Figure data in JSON
## START
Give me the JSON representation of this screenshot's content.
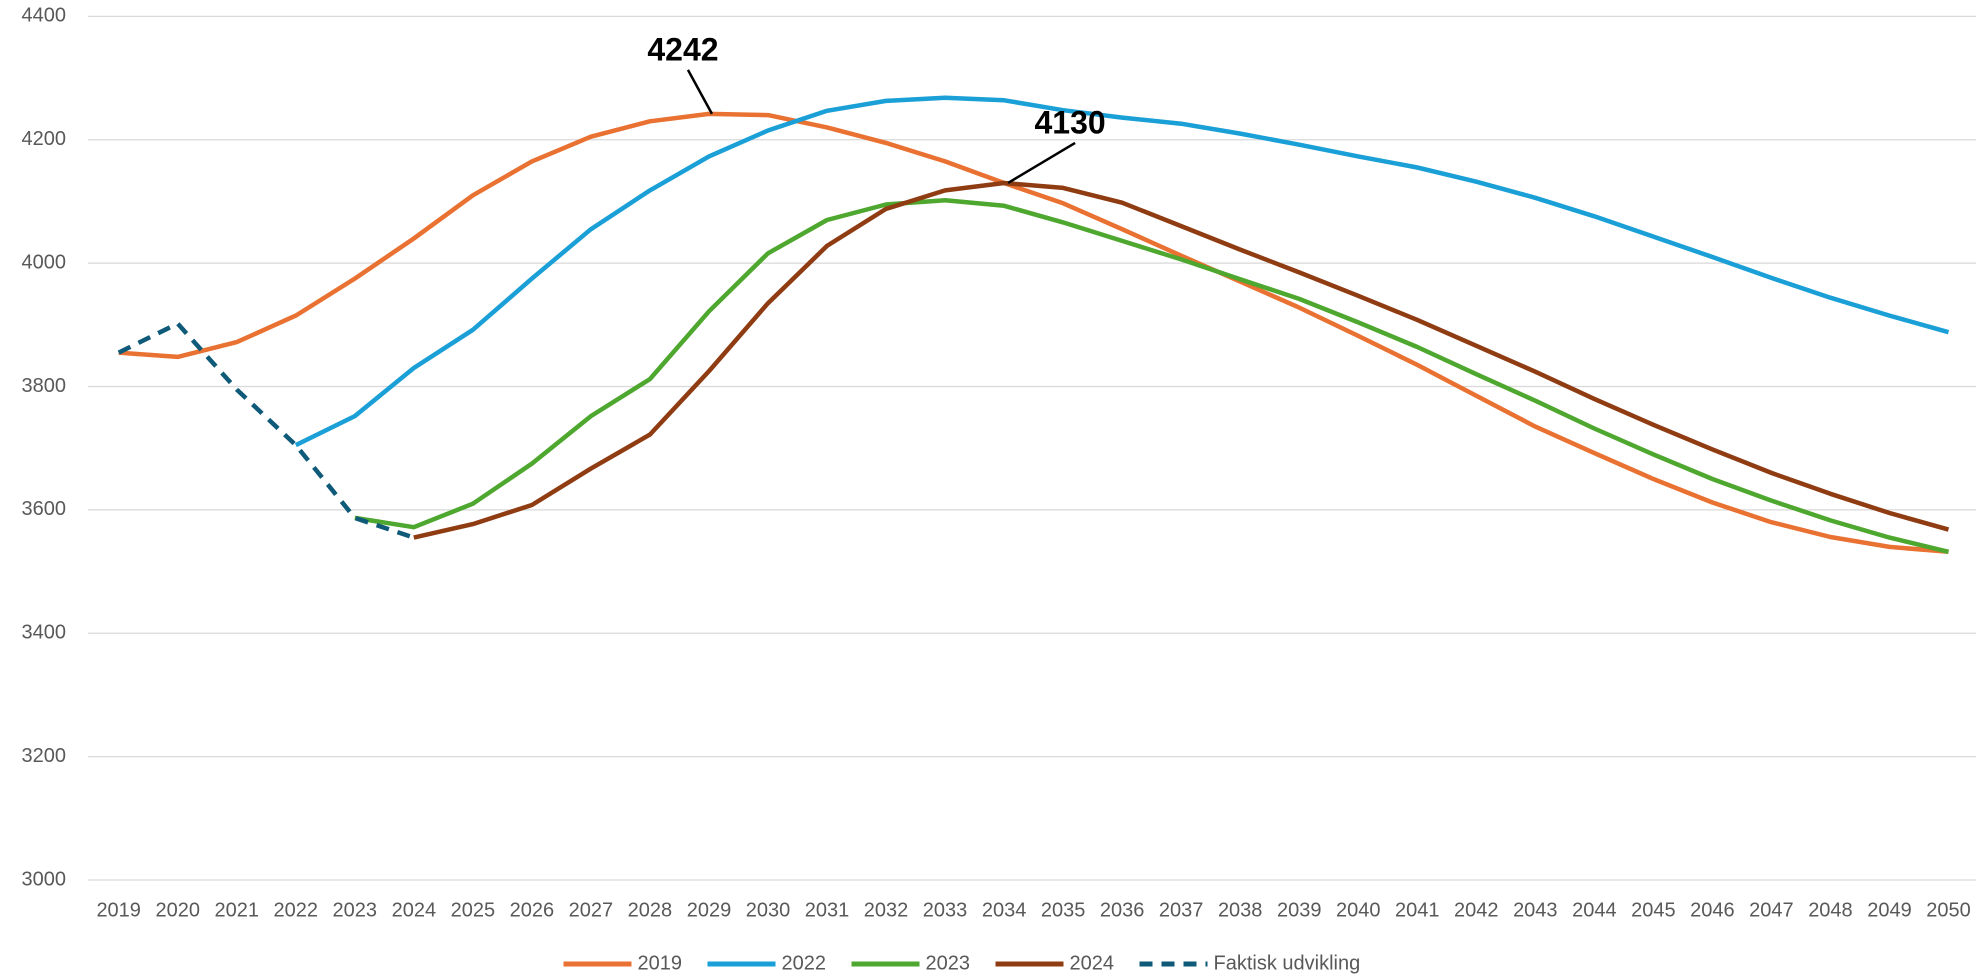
{
  "chart_data": {
    "type": "line",
    "categories": [
      "2019",
      "2020",
      "2021",
      "2022",
      "2023",
      "2024",
      "2025",
      "2026",
      "2027",
      "2028",
      "2029",
      "2030",
      "2031",
      "2032",
      "2033",
      "2034",
      "2035",
      "2036",
      "2037",
      "2038",
      "2039",
      "2040",
      "2041",
      "2042",
      "2043",
      "2044",
      "2045",
      "2046",
      "2047",
      "2048",
      "2049",
      "2050"
    ],
    "ylim": [
      3000,
      4400
    ],
    "yticks": [
      3000,
      3200,
      3400,
      3600,
      3800,
      4000,
      4200,
      4400
    ],
    "grid": true,
    "legend": "bottom",
    "series": [
      {
        "name": "2019",
        "color": "#e97132",
        "dashed": false,
        "values": [
          3855,
          3848,
          3872,
          3915,
          3975,
          4040,
          4110,
          4165,
          4205,
          4230,
          4242,
          4240,
          4220,
          4195,
          4165,
          4130,
          4097,
          4055,
          4012,
          3970,
          3928,
          3882,
          3835,
          3785,
          3735,
          3692,
          3650,
          3612,
          3580,
          3556,
          3540,
          3532
        ],
        "value_labels": [
          null,
          null,
          null,
          null,
          null,
          null,
          null,
          null,
          null,
          null,
          "4242",
          null,
          null,
          null,
          null,
          null,
          null,
          null,
          null,
          null,
          null,
          null,
          null,
          null,
          null,
          null,
          null,
          null,
          null,
          null,
          null,
          null
        ]
      },
      {
        "name": "2022",
        "color": "#1a9fd6",
        "dashed": false,
        "values": [
          null,
          null,
          null,
          3705,
          3752,
          3830,
          3892,
          3975,
          4055,
          4118,
          4173,
          4215,
          4247,
          4263,
          4268,
          4264,
          4248,
          4236,
          4226,
          4210,
          4192,
          4173,
          4155,
          4132,
          4106,
          4076,
          4043,
          4010,
          3976,
          3944,
          3915,
          3888
        ]
      },
      {
        "name": "2023",
        "color": "#4ea72e",
        "dashed": false,
        "values": [
          null,
          null,
          null,
          null,
          3587,
          3572,
          3610,
          3675,
          3752,
          3812,
          3922,
          4016,
          4070,
          4095,
          4102,
          4093,
          4066,
          4036,
          4006,
          3974,
          3942,
          3904,
          3864,
          3820,
          3777,
          3732,
          3690,
          3650,
          3615,
          3583,
          3555,
          3532
        ]
      },
      {
        "name": "2024",
        "color": "#8f3c12",
        "dashed": false,
        "values": [
          null,
          null,
          null,
          null,
          null,
          3555,
          3577,
          3608,
          3667,
          3722,
          3825,
          3935,
          4028,
          4088,
          4118,
          4130,
          4122,
          4098,
          4060,
          4022,
          3985,
          3947,
          3908,
          3866,
          3824,
          3780,
          3738,
          3698,
          3660,
          3626,
          3595,
          3568
        ],
        "value_labels": [
          null,
          null,
          null,
          null,
          null,
          null,
          null,
          null,
          null,
          null,
          null,
          null,
          null,
          null,
          null,
          "4130",
          null,
          null,
          null,
          null,
          null,
          null,
          null,
          null,
          null,
          null,
          null,
          null,
          null,
          null,
          null,
          null
        ]
      },
      {
        "name": "Faktisk udvikling",
        "color": "#0e5a78",
        "dashed": true,
        "values": [
          3855,
          3902,
          3795,
          3705,
          3587,
          3555,
          null,
          null,
          null,
          null,
          null,
          null,
          null,
          null,
          null,
          null,
          null,
          null,
          null,
          null,
          null,
          null,
          null,
          null,
          null,
          null,
          null,
          null,
          null,
          null,
          null,
          null
        ]
      }
    ]
  }
}
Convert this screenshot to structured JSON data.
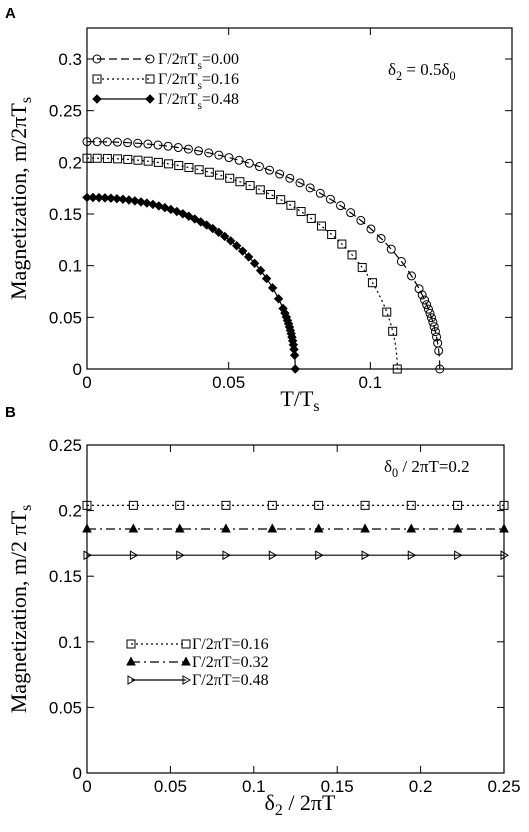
## END
**WHAT TO DO:** Copy out the entries verbatim and leave the images out.

**COMPLETE ANSWER:**
Give me the JSON representation of this screenshot's content.
{
  "chart_data": {
    "type": "line",
    "categories": [
      "2019",
      "2020",
      "2021",
      "2022",
      "2023",
      "2024",
      "2025",
      "2026",
      "2027",
      "2028",
      "2029",
      "2030",
      "2031",
      "2032",
      "2033",
      "2034",
      "2035",
      "2036",
      "2037",
      "2038",
      "2039",
      "2040",
      "2041",
      "2042",
      "2043",
      "2044",
      "2045",
      "2046",
      "2047",
      "2048",
      "2049",
      "2050"
    ],
    "ylim": [
      3000,
      4400
    ],
    "yticks": [
      3000,
      3200,
      3400,
      3600,
      3800,
      4000,
      4200,
      4400
    ],
    "grid": true,
    "legend": "bottom",
    "series": [
      {
        "name": "2019",
        "color": "#e97132",
        "dashed": false,
        "values": [
          3855,
          3848,
          3872,
          3915,
          3975,
          4040,
          4110,
          4165,
          4205,
          4230,
          4242,
          4240,
          4220,
          4195,
          4165,
          4130,
          4097,
          4055,
          4012,
          3970,
          3928,
          3882,
          3835,
          3785,
          3735,
          3692,
          3650,
          3612,
          3580,
          3556,
          3540,
          3532
        ],
        "value_labels": [
          null,
          null,
          null,
          null,
          null,
          null,
          null,
          null,
          null,
          null,
          "4242",
          null,
          null,
          null,
          null,
          null,
          null,
          null,
          null,
          null,
          null,
          null,
          null,
          null,
          null,
          null,
          null,
          null,
          null,
          null,
          null,
          null
        ]
      },
      {
        "name": "2022",
        "color": "#1a9fd6",
        "dashed": false,
        "values": [
          null,
          null,
          null,
          3705,
          3752,
          3830,
          3892,
          3975,
          4055,
          4118,
          4173,
          4215,
          4247,
          4263,
          4268,
          4264,
          4248,
          4236,
          4226,
          4210,
          4192,
          4173,
          4155,
          4132,
          4106,
          4076,
          4043,
          4010,
          3976,
          3944,
          3915,
          3888
        ]
      },
      {
        "name": "2023",
        "color": "#4ea72e",
        "dashed": false,
        "values": [
          null,
          null,
          null,
          null,
          3587,
          3572,
          3610,
          3675,
          3752,
          3812,
          3922,
          4016,
          4070,
          4095,
          4102,
          4093,
          4066,
          4036,
          4006,
          3974,
          3942,
          3904,
          3864,
          3820,
          3777,
          3732,
          3690,
          3650,
          3615,
          3583,
          3555,
          3532
        ]
      },
      {
        "name": "2024",
        "color": "#8f3c12",
        "dashed": false,
        "values": [
          null,
          null,
          null,
          null,
          null,
          3555,
          3577,
          3608,
          3667,
          3722,
          3825,
          3935,
          4028,
          4088,
          4118,
          4130,
          4122,
          4098,
          4060,
          4022,
          3985,
          3947,
          3908,
          3866,
          3824,
          3780,
          3738,
          3698,
          3660,
          3626,
          3595,
          3568
        ],
        "value_labels": [
          null,
          null,
          null,
          null,
          null,
          null,
          null,
          null,
          null,
          null,
          null,
          null,
          null,
          null,
          null,
          "4130",
          null,
          null,
          null,
          null,
          null,
          null,
          null,
          null,
          null,
          null,
          null,
          null,
          null,
          null,
          null,
          null
        ]
      },
      {
        "name": "Faktisk udvikling",
        "color": "#0e5a78",
        "dashed": true,
        "values": [
          3855,
          3902,
          3795,
          3705,
          3587,
          3555,
          null,
          null,
          null,
          null,
          null,
          null,
          null,
          null,
          null,
          null,
          null,
          null,
          null,
          null,
          null,
          null,
          null,
          null,
          null,
          null,
          null,
          null,
          null,
          null,
          null,
          null
        ]
      }
    ]
  }
}
Convert this screenshot to structured JSON data.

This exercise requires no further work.